**PROBLEM TO SOLVE:** Please copy all the lines that follow, word for word.

[Records that describe figures]
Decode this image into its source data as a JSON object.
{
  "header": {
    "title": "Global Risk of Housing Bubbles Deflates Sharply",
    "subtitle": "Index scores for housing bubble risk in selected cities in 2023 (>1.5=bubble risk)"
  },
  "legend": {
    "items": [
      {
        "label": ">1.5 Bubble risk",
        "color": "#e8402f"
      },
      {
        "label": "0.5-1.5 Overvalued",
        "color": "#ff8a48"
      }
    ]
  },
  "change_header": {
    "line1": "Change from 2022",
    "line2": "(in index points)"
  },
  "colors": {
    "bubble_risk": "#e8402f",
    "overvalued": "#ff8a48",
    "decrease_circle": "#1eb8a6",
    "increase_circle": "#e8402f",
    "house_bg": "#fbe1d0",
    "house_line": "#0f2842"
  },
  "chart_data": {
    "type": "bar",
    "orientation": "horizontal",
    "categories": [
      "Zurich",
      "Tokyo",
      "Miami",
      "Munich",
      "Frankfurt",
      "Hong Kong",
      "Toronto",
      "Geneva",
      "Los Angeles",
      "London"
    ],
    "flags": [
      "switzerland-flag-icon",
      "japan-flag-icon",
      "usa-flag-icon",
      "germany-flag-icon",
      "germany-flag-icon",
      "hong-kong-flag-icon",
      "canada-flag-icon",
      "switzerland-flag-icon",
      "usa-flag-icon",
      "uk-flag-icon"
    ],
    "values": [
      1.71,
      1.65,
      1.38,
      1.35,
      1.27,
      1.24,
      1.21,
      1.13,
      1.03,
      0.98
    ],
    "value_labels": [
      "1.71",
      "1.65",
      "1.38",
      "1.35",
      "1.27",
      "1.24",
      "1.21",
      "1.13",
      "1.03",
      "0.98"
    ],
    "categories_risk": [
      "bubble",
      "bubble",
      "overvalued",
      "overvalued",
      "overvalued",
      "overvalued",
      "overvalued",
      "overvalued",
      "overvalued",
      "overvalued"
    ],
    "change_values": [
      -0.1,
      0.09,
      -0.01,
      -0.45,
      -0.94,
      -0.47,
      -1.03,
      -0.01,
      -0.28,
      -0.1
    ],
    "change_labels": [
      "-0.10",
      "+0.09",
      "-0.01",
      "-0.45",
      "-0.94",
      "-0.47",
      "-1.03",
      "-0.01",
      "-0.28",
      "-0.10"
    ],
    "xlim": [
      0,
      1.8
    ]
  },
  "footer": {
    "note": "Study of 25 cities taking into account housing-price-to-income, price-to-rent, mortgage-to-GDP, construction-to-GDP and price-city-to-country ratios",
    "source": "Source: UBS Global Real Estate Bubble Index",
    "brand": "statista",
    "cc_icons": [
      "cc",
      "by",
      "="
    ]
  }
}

**SOLUTION TO THIS EXERCISE:**
Decode this image into its source data as a JSON object.
{
  "header": {
    "title": "Global Risk of Housing Bubbles Deflates Sharply",
    "subtitle": "Index scores for housing bubble risk in selected cities in 2023 (>1.5=bubble risk)"
  },
  "legend": {
    "items": [
      {
        "label": ">1.5 Bubble risk",
        "color": "#e8402f"
      },
      {
        "label": "0.5-1.5 Overvalued",
        "color": "#ff8a48"
      }
    ]
  },
  "change_header": {
    "line1": "Change from 2022",
    "line2": "(in index points)"
  },
  "colors": {
    "bubble_risk": "#e8402f",
    "overvalued": "#ff8a48",
    "decrease_circle": "#1eb8a6",
    "increase_circle": "#e8402f",
    "house_bg": "#fbe1d0",
    "house_line": "#0f2842"
  },
  "chart_data": {
    "type": "bar",
    "orientation": "horizontal",
    "categories": [
      "Zurich",
      "Tokyo",
      "Miami",
      "Munich",
      "Frankfurt",
      "Hong Kong",
      "Toronto",
      "Geneva",
      "Los Angeles",
      "London"
    ],
    "flags": [
      "switzerland-flag-icon",
      "japan-flag-icon",
      "usa-flag-icon",
      "germany-flag-icon",
      "germany-flag-icon",
      "hong-kong-flag-icon",
      "canada-flag-icon",
      "switzerland-flag-icon",
      "usa-flag-icon",
      "uk-flag-icon"
    ],
    "values": [
      1.71,
      1.65,
      1.38,
      1.35,
      1.27,
      1.24,
      1.21,
      1.13,
      1.03,
      0.98
    ],
    "value_labels": [
      "1.71",
      "1.65",
      "1.38",
      "1.35",
      "1.27",
      "1.24",
      "1.21",
      "1.13",
      "1.03",
      "0.98"
    ],
    "categories_risk": [
      "bubble",
      "bubble",
      "overvalued",
      "overvalued",
      "overvalued",
      "overvalued",
      "overvalued",
      "overvalued",
      "overvalued",
      "overvalued"
    ],
    "change_values": [
      -0.1,
      0.09,
      -0.01,
      -0.45,
      -0.94,
      -0.47,
      -1.03,
      -0.01,
      -0.28,
      -0.1
    ],
    "change_labels": [
      "-0.10",
      "+0.09",
      "-0.01",
      "-0.45",
      "-0.94",
      "-0.47",
      "-1.03",
      "-0.01",
      "-0.28",
      "-0.10"
    ],
    "xlim": [
      0,
      1.8
    ]
  },
  "footer": {
    "note": "Study of 25 cities taking into account housing-price-to-income, price-to-rent, mortgage-to-GDP, construction-to-GDP and price-city-to-country ratios",
    "source": "Source: UBS Global Real Estate Bubble Index",
    "brand": "statista",
    "cc_icons": [
      "cc",
      "by",
      "="
    ]
  }
}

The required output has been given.